Given problem:
Every entry that follows needs to be repeated exactly.

Stored data entries:
========================

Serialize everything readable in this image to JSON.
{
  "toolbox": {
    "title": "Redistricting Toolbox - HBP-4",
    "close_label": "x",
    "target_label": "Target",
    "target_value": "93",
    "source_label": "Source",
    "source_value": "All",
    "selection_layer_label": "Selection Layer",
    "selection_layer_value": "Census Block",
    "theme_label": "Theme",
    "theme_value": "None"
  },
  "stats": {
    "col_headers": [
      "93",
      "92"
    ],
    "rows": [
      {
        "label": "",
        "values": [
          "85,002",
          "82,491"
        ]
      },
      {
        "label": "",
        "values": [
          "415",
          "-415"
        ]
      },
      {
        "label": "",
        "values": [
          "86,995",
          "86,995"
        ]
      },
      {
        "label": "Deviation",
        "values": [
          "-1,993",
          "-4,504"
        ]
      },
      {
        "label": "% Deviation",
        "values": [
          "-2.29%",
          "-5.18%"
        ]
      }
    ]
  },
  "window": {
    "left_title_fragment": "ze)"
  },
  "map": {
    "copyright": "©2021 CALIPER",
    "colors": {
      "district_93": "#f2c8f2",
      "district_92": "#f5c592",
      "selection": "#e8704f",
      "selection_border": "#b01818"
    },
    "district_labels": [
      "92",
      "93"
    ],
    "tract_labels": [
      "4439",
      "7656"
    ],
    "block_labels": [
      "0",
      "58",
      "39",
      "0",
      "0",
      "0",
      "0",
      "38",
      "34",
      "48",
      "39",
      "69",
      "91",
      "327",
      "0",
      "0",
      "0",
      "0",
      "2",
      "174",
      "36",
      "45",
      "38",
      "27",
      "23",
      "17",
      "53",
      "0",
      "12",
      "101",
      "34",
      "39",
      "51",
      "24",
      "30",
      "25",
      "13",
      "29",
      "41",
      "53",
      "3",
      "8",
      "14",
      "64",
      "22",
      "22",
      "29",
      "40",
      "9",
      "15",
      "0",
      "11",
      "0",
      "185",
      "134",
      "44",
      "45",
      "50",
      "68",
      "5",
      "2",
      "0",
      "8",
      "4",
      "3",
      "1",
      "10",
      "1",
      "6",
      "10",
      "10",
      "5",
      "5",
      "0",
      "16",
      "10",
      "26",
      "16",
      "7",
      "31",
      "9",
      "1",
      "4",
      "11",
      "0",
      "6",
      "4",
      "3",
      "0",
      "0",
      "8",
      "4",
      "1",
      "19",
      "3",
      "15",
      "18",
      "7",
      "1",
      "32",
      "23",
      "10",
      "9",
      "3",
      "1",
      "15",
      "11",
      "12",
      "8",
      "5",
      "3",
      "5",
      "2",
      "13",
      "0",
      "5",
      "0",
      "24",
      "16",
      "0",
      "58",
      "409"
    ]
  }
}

========================

Answer to this task:
Serialize everything readable in this image to JSON.
{
  "toolbox": {
    "title": "Redistricting Toolbox - HBP-4",
    "close_label": "x",
    "target_label": "Target",
    "target_value": "93",
    "source_label": "Source",
    "source_value": "All",
    "selection_layer_label": "Selection Layer",
    "selection_layer_value": "Census Block",
    "theme_label": "Theme",
    "theme_value": "None"
  },
  "stats": {
    "col_headers": [
      "93",
      "92"
    ],
    "rows": [
      {
        "label": "",
        "values": [
          "85,002",
          "82,491"
        ]
      },
      {
        "label": "",
        "values": [
          "415",
          "-415"
        ]
      },
      {
        "label": "",
        "values": [
          "86,995",
          "86,995"
        ]
      },
      {
        "label": "Deviation",
        "values": [
          "-1,993",
          "-4,504"
        ]
      },
      {
        "label": "% Deviation",
        "values": [
          "-2.29%",
          "-5.18%"
        ]
      }
    ]
  },
  "window": {
    "left_title_fragment": "ze)"
  },
  "map": {
    "copyright": "©2021 CALIPER",
    "colors": {
      "district_93": "#f2c8f2",
      "district_92": "#f5c592",
      "selection": "#e8704f",
      "selection_border": "#b01818"
    },
    "district_labels": [
      "92",
      "93"
    ],
    "tract_labels": [
      "4439",
      "7656"
    ],
    "block_labels": [
      "0",
      "58",
      "39",
      "0",
      "0",
      "0",
      "0",
      "38",
      "34",
      "48",
      "39",
      "69",
      "91",
      "327",
      "0",
      "0",
      "0",
      "0",
      "2",
      "174",
      "36",
      "45",
      "38",
      "27",
      "23",
      "17",
      "53",
      "0",
      "12",
      "101",
      "34",
      "39",
      "51",
      "24",
      "30",
      "25",
      "13",
      "29",
      "41",
      "53",
      "3",
      "8",
      "14",
      "64",
      "22",
      "22",
      "29",
      "40",
      "9",
      "15",
      "0",
      "11",
      "0",
      "185",
      "134",
      "44",
      "45",
      "50",
      "68",
      "5",
      "2",
      "0",
      "8",
      "4",
      "3",
      "1",
      "10",
      "1",
      "6",
      "10",
      "10",
      "5",
      "5",
      "0",
      "16",
      "10",
      "26",
      "16",
      "7",
      "31",
      "9",
      "1",
      "4",
      "11",
      "0",
      "6",
      "4",
      "3",
      "0",
      "0",
      "8",
      "4",
      "1",
      "19",
      "3",
      "15",
      "18",
      "7",
      "1",
      "32",
      "23",
      "10",
      "9",
      "3",
      "1",
      "15",
      "11",
      "12",
      "8",
      "5",
      "3",
      "5",
      "2",
      "13",
      "0",
      "5",
      "0",
      "24",
      "16",
      "0",
      "58",
      "409"
    ]
  }
}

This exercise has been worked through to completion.